What this task involves
Wherever a line holds the string "течение", copy that line.

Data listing
□ □ □ □
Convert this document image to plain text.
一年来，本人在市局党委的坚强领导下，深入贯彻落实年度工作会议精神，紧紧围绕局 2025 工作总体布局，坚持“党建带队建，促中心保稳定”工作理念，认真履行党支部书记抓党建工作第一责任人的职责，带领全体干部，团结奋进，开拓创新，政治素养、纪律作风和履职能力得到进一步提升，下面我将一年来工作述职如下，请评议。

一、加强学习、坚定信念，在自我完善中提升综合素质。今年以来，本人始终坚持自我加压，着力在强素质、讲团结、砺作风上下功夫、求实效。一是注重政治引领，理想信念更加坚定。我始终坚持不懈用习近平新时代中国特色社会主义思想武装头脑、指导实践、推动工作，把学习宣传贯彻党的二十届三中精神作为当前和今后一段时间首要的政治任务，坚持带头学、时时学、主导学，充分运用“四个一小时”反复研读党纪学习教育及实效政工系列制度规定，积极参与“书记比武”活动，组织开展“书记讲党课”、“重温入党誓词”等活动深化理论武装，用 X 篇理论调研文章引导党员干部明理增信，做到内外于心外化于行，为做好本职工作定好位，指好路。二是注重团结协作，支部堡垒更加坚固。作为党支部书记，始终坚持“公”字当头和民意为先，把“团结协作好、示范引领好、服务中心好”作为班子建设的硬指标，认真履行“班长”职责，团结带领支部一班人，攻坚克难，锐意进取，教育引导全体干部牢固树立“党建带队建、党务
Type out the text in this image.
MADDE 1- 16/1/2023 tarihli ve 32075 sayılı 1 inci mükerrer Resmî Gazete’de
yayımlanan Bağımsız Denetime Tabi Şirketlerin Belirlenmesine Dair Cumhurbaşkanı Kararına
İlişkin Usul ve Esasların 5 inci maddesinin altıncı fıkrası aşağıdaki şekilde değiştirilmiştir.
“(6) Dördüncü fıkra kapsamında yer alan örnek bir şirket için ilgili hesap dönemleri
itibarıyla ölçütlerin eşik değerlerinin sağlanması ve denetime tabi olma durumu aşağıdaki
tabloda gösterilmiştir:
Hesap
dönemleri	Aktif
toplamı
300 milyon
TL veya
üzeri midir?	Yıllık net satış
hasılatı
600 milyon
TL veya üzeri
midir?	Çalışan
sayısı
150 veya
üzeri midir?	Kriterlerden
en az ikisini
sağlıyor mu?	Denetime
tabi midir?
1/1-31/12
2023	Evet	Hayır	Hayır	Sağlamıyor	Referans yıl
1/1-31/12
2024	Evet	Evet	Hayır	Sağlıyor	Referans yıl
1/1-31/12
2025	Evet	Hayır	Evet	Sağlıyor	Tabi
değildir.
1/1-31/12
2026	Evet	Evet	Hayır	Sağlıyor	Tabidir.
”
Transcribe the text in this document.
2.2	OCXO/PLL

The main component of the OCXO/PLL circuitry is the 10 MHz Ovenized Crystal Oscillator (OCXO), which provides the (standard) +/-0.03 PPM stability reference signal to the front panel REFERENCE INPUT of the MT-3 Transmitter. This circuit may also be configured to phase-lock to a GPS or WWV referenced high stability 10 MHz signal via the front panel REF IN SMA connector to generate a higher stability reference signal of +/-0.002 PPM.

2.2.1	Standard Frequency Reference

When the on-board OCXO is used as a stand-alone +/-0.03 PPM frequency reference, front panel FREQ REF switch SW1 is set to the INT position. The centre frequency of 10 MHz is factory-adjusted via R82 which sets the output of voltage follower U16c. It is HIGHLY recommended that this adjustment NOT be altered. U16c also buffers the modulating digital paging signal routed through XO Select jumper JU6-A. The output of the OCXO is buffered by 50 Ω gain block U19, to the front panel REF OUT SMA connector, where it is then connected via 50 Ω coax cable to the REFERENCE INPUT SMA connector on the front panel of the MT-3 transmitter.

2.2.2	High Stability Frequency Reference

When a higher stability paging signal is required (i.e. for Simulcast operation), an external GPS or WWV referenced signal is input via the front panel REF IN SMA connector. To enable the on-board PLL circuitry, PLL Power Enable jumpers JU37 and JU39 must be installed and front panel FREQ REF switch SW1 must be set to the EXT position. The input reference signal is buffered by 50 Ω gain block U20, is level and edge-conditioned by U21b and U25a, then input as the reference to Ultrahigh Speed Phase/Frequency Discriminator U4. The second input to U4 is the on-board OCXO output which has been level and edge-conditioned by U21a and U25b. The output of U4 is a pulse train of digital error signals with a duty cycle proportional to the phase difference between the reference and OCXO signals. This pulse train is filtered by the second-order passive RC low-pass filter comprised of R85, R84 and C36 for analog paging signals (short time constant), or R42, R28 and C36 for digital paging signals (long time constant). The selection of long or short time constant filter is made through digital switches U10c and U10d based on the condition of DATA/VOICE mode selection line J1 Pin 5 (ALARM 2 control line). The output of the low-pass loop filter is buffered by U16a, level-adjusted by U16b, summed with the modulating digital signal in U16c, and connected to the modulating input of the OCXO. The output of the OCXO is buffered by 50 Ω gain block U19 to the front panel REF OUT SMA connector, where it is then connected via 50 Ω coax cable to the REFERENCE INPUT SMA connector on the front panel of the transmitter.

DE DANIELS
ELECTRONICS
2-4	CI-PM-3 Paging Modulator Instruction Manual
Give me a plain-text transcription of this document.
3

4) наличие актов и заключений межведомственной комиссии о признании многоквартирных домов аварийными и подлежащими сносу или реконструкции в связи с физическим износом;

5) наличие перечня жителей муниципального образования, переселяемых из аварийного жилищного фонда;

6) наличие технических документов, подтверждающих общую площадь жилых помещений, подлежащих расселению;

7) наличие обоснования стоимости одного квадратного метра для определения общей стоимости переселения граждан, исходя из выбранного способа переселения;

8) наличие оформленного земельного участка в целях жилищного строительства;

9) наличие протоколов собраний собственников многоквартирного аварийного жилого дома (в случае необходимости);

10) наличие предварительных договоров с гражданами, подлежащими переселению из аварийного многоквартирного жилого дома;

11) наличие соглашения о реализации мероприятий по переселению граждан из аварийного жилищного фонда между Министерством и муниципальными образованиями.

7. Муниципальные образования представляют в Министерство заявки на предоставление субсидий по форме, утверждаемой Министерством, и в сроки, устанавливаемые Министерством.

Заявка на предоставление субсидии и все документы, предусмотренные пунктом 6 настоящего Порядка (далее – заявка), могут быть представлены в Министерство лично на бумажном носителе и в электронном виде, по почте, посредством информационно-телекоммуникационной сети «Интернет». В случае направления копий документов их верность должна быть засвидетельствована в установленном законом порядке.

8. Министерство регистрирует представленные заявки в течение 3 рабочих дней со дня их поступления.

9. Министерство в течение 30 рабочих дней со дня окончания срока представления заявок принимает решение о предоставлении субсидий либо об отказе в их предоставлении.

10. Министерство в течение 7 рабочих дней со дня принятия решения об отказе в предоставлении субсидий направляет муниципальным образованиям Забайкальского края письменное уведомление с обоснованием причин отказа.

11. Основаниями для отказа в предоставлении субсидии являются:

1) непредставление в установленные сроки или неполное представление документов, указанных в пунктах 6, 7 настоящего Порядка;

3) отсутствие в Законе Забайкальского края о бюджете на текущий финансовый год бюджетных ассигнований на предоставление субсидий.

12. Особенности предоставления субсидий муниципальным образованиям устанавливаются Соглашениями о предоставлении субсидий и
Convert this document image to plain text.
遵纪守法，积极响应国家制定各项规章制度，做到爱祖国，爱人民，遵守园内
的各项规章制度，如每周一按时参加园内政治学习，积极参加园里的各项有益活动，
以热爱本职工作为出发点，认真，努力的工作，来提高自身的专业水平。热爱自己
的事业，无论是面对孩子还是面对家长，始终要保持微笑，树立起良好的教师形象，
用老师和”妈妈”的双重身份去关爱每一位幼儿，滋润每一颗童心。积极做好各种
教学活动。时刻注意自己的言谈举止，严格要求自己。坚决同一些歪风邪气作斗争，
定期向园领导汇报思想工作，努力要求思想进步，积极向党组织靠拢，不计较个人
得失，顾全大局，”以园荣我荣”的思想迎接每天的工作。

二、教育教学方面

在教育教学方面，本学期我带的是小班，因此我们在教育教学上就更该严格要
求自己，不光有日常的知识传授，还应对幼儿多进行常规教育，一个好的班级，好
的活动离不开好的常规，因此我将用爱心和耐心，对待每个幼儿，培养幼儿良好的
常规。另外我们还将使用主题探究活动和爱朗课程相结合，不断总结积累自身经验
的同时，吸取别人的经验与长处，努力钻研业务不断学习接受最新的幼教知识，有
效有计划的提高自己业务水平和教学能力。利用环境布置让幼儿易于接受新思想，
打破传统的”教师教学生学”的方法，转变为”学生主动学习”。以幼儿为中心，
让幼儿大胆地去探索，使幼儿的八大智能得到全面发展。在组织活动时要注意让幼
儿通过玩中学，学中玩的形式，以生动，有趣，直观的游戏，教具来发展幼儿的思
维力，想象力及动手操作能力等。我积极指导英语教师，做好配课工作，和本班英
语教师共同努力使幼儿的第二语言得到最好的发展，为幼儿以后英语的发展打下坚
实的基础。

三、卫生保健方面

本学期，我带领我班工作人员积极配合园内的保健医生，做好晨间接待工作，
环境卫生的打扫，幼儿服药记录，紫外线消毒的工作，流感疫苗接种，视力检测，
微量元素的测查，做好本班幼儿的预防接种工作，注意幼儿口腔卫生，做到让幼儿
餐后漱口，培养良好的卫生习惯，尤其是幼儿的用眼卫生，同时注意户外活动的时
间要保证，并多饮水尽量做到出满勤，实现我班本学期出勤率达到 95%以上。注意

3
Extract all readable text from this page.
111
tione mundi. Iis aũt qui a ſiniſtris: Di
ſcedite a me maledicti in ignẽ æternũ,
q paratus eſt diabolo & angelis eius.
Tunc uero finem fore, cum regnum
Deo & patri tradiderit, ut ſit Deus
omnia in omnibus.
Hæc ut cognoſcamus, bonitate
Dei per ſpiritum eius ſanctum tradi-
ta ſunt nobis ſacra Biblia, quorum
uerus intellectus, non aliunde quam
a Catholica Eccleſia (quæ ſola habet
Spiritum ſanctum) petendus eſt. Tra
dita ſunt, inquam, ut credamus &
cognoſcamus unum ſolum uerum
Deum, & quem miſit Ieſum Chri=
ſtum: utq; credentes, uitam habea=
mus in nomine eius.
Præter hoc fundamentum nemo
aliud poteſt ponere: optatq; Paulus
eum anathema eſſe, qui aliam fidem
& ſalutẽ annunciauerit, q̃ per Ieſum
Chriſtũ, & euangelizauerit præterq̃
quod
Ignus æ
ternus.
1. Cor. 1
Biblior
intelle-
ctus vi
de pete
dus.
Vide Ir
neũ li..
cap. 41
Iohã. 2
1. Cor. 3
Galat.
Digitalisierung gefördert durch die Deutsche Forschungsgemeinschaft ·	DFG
□ □ □ □
Expected output
8. Министерство регистрирует представленные заявки в течение 3 рабочих дней со дня их поступления.
9. Министерство в течение 30 рабочих дней со дня окончания срока представления заявок принимает решение о предоставлении субсидий либо об отказе в их предоставлении.
10. Министерство в течение 7 рабочих дней со дня принятия решения об отказе в предоставлении субсидий направляет муниципальным образованиям Забайкальского края письменное уведомление с обоснованием причин отказа.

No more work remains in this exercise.